__Exercise prompt__. Gather all lines containing the string "marker" and copy them out.

------------------------------------------------------------------------

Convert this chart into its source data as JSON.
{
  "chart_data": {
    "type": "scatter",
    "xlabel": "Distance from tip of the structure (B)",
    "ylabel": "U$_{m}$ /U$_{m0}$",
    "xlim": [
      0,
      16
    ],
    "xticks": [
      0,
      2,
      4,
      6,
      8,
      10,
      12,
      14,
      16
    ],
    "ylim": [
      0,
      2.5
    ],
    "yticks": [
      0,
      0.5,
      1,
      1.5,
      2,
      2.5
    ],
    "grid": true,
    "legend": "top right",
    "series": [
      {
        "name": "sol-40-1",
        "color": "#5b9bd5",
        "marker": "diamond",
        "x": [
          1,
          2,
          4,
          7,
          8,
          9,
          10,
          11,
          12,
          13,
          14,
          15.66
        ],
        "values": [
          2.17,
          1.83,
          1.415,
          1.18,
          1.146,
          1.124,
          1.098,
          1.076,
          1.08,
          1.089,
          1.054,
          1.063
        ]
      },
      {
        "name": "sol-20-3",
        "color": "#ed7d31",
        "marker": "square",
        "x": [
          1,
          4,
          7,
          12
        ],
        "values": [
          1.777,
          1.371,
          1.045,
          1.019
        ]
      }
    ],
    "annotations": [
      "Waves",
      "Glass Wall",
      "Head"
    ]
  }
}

------------------------------------------------------------------------

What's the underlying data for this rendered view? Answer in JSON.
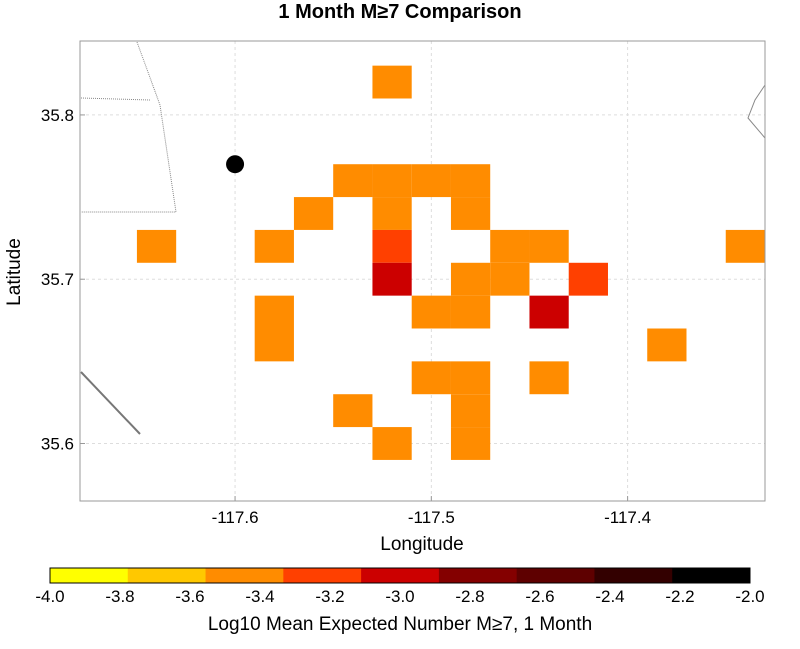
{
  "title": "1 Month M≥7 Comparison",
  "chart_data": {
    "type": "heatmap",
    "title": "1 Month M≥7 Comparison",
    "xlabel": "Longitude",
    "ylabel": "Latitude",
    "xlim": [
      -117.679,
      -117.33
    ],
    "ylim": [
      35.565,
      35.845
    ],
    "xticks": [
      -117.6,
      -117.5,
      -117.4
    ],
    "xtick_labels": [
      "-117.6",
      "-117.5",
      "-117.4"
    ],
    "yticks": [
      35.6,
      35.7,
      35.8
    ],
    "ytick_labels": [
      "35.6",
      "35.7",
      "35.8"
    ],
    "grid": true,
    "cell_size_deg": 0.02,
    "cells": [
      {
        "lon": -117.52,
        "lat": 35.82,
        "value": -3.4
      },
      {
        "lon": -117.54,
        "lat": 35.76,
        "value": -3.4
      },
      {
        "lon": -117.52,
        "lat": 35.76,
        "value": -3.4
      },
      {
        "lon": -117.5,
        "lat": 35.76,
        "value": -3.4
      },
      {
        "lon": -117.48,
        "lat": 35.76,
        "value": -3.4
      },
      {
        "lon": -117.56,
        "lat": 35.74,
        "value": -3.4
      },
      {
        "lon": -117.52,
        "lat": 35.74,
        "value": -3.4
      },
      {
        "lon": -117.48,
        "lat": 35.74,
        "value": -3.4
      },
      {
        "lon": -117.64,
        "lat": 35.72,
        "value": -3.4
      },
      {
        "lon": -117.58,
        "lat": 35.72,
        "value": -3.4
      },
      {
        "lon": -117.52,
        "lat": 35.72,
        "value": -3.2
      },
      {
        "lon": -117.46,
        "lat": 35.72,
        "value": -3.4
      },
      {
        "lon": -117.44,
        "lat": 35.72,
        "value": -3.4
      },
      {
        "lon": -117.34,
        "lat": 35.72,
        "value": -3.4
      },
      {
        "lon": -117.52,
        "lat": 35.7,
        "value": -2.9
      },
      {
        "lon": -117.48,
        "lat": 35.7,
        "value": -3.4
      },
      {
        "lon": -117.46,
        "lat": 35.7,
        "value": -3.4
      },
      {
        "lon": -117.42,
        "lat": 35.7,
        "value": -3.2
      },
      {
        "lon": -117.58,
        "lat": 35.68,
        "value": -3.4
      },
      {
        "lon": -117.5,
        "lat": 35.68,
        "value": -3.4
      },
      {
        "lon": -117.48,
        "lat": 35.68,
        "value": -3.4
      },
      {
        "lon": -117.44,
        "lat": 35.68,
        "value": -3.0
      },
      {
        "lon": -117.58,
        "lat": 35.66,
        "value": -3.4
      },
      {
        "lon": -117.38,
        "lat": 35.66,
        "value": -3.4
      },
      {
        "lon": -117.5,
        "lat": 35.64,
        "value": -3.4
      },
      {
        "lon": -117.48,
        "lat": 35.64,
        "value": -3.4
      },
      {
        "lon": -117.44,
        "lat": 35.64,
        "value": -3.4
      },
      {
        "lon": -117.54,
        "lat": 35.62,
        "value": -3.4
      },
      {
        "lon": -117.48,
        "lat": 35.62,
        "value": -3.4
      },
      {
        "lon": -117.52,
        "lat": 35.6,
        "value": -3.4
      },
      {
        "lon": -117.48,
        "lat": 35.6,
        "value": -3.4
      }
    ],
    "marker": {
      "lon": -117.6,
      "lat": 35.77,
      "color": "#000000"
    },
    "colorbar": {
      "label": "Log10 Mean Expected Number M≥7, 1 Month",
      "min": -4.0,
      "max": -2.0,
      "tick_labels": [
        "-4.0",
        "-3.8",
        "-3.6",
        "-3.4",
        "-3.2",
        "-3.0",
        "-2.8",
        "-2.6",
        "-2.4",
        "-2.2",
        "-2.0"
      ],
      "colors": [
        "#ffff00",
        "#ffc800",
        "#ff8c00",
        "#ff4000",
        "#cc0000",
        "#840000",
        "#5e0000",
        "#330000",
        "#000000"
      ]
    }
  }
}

------------------------------------------------------------------------

__Problem solution__.
        "marker": "diamond",
        "marker": "square",
    "marker": {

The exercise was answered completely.